— start —

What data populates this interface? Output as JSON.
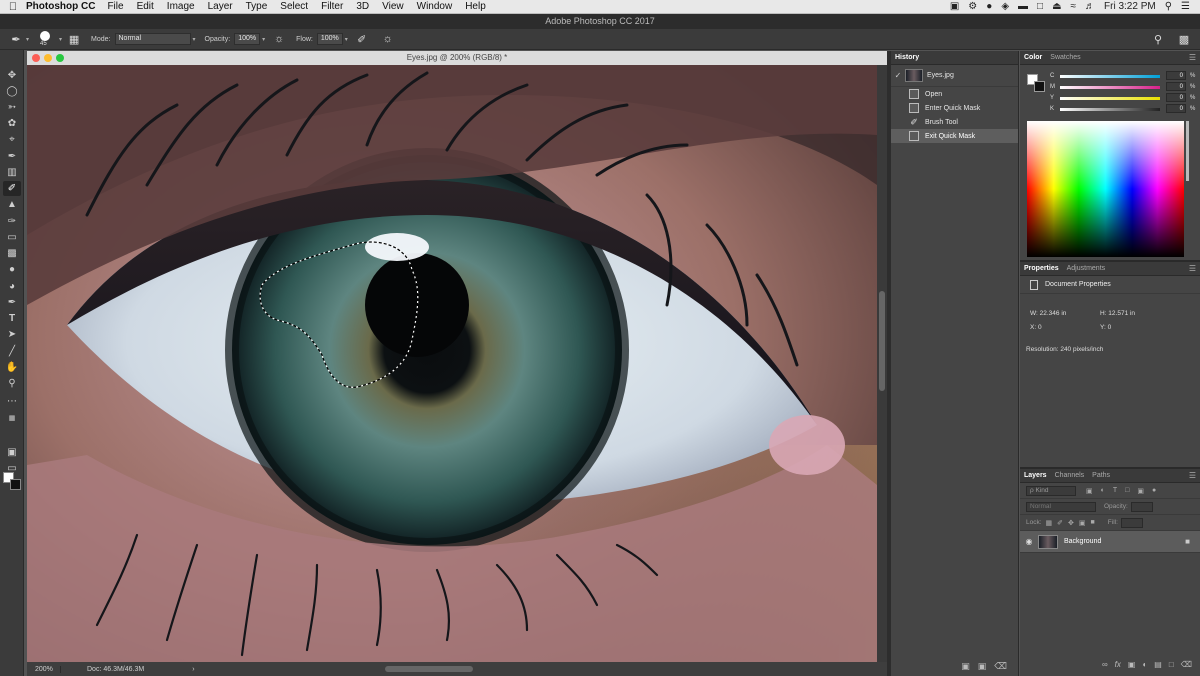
{
  "menubar": {
    "app_name": "Photoshop CC",
    "items": [
      "File",
      "Edit",
      "Image",
      "Layer",
      "Type",
      "Select",
      "Filter",
      "3D",
      "View",
      "Window",
      "Help"
    ],
    "clock": "Fri 3:22 PM"
  },
  "app_title": "Adobe Photoshop CC 2017",
  "options_bar": {
    "brush_size": "45",
    "mode_label": "Mode:",
    "mode_value": "Normal",
    "opacity_label": "Opacity:",
    "opacity_value": "100%",
    "flow_label": "Flow:",
    "flow_value": "100%"
  },
  "document": {
    "tab_title": "Eyes.jpg @ 200% (RGB/8) *",
    "zoom": "200%",
    "doc_size": "Doc: 46.3M/46.3M",
    "status_arrow": "›"
  },
  "history": {
    "title": "History",
    "snapshot": "Eyes.jpg",
    "items": [
      "Open",
      "Enter Quick Mask",
      "Brush Tool",
      "Exit Quick Mask"
    ],
    "selected_index": 3
  },
  "color_panel": {
    "tabs": [
      "Color",
      "Swatches"
    ],
    "channels": [
      {
        "letter": "C",
        "value": "0",
        "unit": "%",
        "color": "#00a0d8"
      },
      {
        "letter": "M",
        "value": "0",
        "unit": "%",
        "color": "#d8208a"
      },
      {
        "letter": "Y",
        "value": "0",
        "unit": "%",
        "color": "#e8e000"
      },
      {
        "letter": "K",
        "value": "0",
        "unit": "%",
        "color": "#222222"
      }
    ]
  },
  "properties_panel": {
    "tabs": [
      "Properties",
      "Adjustments"
    ],
    "section": "Document Properties",
    "width": "W: 22.346 in",
    "height": "H: 12.571 in",
    "x": "X: 0",
    "y": "Y: 0",
    "resolution": "Resolution: 240 pixels/inch"
  },
  "layers_panel": {
    "tabs": [
      "Layers",
      "Channels",
      "Paths"
    ],
    "kind": "ρ Kind",
    "blend_mode": "Normal",
    "opacity_label": "Opacity:",
    "lock_label": "Lock:",
    "fill_label": "Fill:",
    "layer_name": "Background"
  },
  "colors": {
    "accent_selection": "#5e5e5e",
    "panel_bg": "#454545",
    "chrome_bg": "#3b3b3b"
  }
}
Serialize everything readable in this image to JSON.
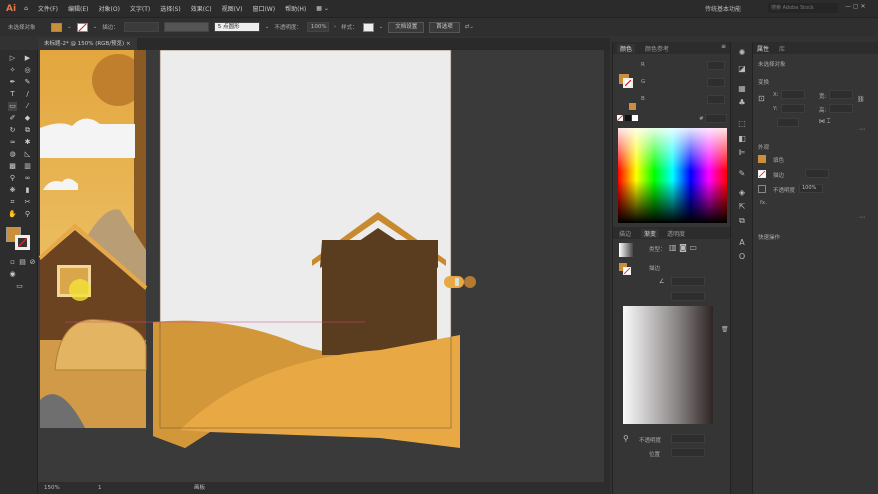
{
  "app": {
    "logo": "Ai",
    "workspace": "传统基本功能",
    "search_placeholder": "搜索 Adobe Stock"
  },
  "menu": [
    "文件(F)",
    "编辑(E)",
    "对象(O)",
    "文字(T)",
    "选择(S)",
    "效果(C)",
    "视图(V)",
    "窗口(W)",
    "帮助(H)"
  ],
  "control": {
    "selection": "未选择对象",
    "stroke_label": "描边：",
    "brush": "5 点圆形",
    "opacity_label": "不透明度：",
    "opacity": "100%",
    "style_label": "样式：",
    "doc_setup": "文档设置",
    "prefs": "首选项",
    "fill_color": "#c98f3a"
  },
  "document_tab": {
    "title": "未标题-2* @ 150% (RGB/预览)",
    "close": "×"
  },
  "status": {
    "zoom": "150%",
    "artboard": "1",
    "tool": "画板"
  },
  "color_panel": {
    "tabs": [
      "颜色",
      "颜色参考"
    ],
    "channels": [
      "R",
      "G",
      "B"
    ],
    "hex_label": "#"
  },
  "gradient_panel": {
    "tabs": [
      "描边",
      "渐变",
      "透明度"
    ],
    "type_label": "类型：",
    "stroke_label": "描边",
    "opacity_label": "不透明度",
    "location_label": "位置"
  },
  "properties": {
    "tabs": [
      "属性",
      "库"
    ],
    "selection": "未选择对象",
    "transform": "变换",
    "x": "X:",
    "y": "Y:",
    "w": "宽:",
    "h": "高:",
    "appearance": "外观",
    "fill": "填色",
    "stroke": "描边",
    "opacity_label": "不透明度",
    "opacity": "100%",
    "fx": "fx.",
    "quick_actions": "快速操作"
  },
  "colors": {
    "accent_fill": "#c98f3a",
    "house": "#5a3c1f",
    "roof": "#c8892f",
    "hill_back": "#d29739",
    "hill_front": "#e8a944",
    "artboard": "#ececec"
  }
}
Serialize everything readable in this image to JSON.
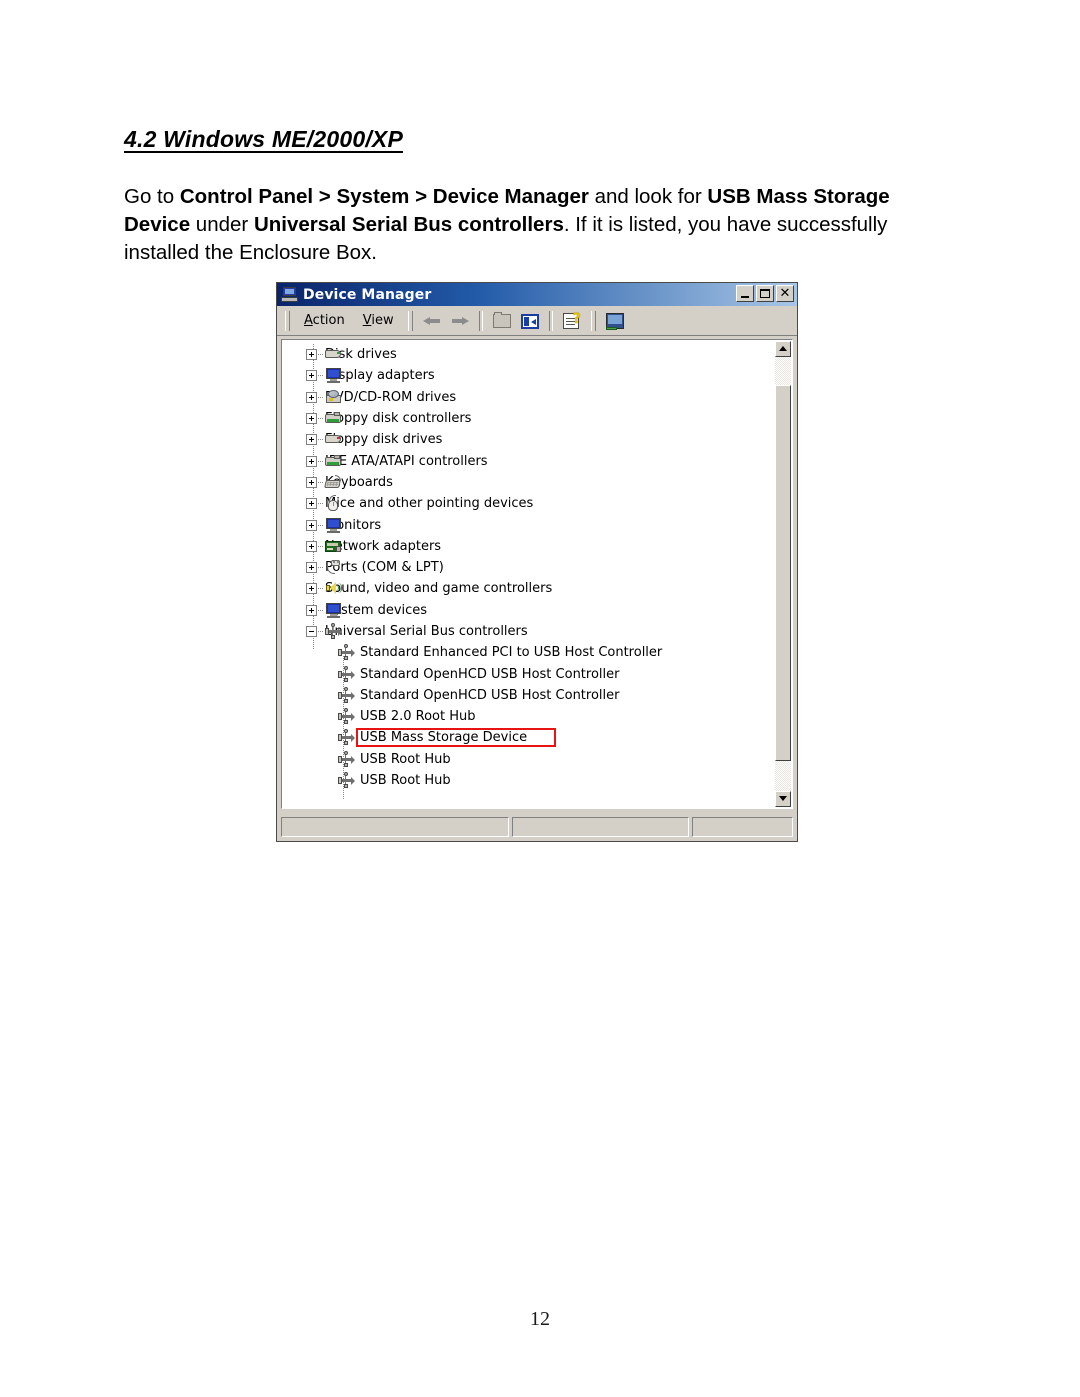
{
  "document": {
    "heading": "4.2 Windows ME/2000/XP",
    "paragraph": {
      "seg1": "Go to ",
      "b1": "Control Panel > System > Device Manager",
      "seg2": " and look for ",
      "b2": "USB Mass Storage Device",
      "seg3": " under ",
      "b3": "Universal Serial Bus controllers",
      "seg4": ". If it is listed, you have successfully installed the Enclosure Box."
    },
    "page_number": "12"
  },
  "window": {
    "title": "Device Manager",
    "title_icon": "computer-icon",
    "controls": {
      "minimize": "minimize-button",
      "maximize": "maximize-button",
      "close": "close-button"
    },
    "toolbar": {
      "menus": [
        {
          "label": "Action",
          "accel": "A"
        },
        {
          "label": "View",
          "accel": "V"
        }
      ],
      "icons": [
        "back-arrow-icon",
        "forward-arrow-icon",
        "show-hidden-devices-icon",
        "properties-icon",
        "help-icon",
        "scan-for-hardware-changes-icon"
      ]
    },
    "tree": {
      "root_items": [
        {
          "label": "Disk drives",
          "icon": "disk-drive-icon",
          "expanded": false
        },
        {
          "label": "Display adapters",
          "icon": "monitor-icon",
          "expanded": false
        },
        {
          "label": "DVD/CD-ROM drives",
          "icon": "dvd-drive-icon",
          "expanded": false
        },
        {
          "label": "Floppy disk controllers",
          "icon": "controller-card-icon",
          "expanded": false
        },
        {
          "label": "Floppy disk drives",
          "icon": "floppy-drive-icon",
          "expanded": false
        },
        {
          "label": "IDE ATA/ATAPI controllers",
          "icon": "controller-card-icon",
          "expanded": false
        },
        {
          "label": "Keyboards",
          "icon": "keyboard-icon",
          "expanded": false
        },
        {
          "label": "Mice and other pointing devices",
          "icon": "mouse-icon",
          "expanded": false
        },
        {
          "label": "Monitors",
          "icon": "monitor-icon",
          "expanded": false
        },
        {
          "label": "Network adapters",
          "icon": "network-card-icon",
          "expanded": false
        },
        {
          "label": "Ports (COM & LPT)",
          "icon": "port-plug-icon",
          "expanded": false
        },
        {
          "label": "Sound, video and game controllers",
          "icon": "speaker-icon",
          "expanded": false
        },
        {
          "label": "System devices",
          "icon": "monitor-icon",
          "expanded": false
        },
        {
          "label": "Universal Serial Bus controllers",
          "icon": "usb-icon",
          "expanded": true
        }
      ],
      "usb_children": [
        {
          "label": "Standard Enhanced PCI to USB Host Controller",
          "icon": "usb-icon",
          "highlighted": false
        },
        {
          "label": "Standard OpenHCD USB Host Controller",
          "icon": "usb-icon",
          "highlighted": false
        },
        {
          "label": "Standard OpenHCD USB Host Controller",
          "icon": "usb-icon",
          "highlighted": false
        },
        {
          "label": "USB 2.0 Root Hub",
          "icon": "usb-icon",
          "highlighted": false
        },
        {
          "label": "USB Mass Storage Device",
          "icon": "usb-icon",
          "highlighted": true
        },
        {
          "label": "USB Root Hub",
          "icon": "usb-icon",
          "highlighted": false
        },
        {
          "label": "USB Root Hub",
          "icon": "usb-icon",
          "highlighted": false
        }
      ],
      "highlight_color": "#e81414"
    },
    "statusbar": {
      "pane1": "",
      "pane2": "",
      "pane3": ""
    }
  }
}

— end —

Given problem
Pick out every line above that holds the word "Manager" and copy it.

Result of the exercise
      "b1": "Control Panel > System > Device Manager",
    "title": "Device Manager",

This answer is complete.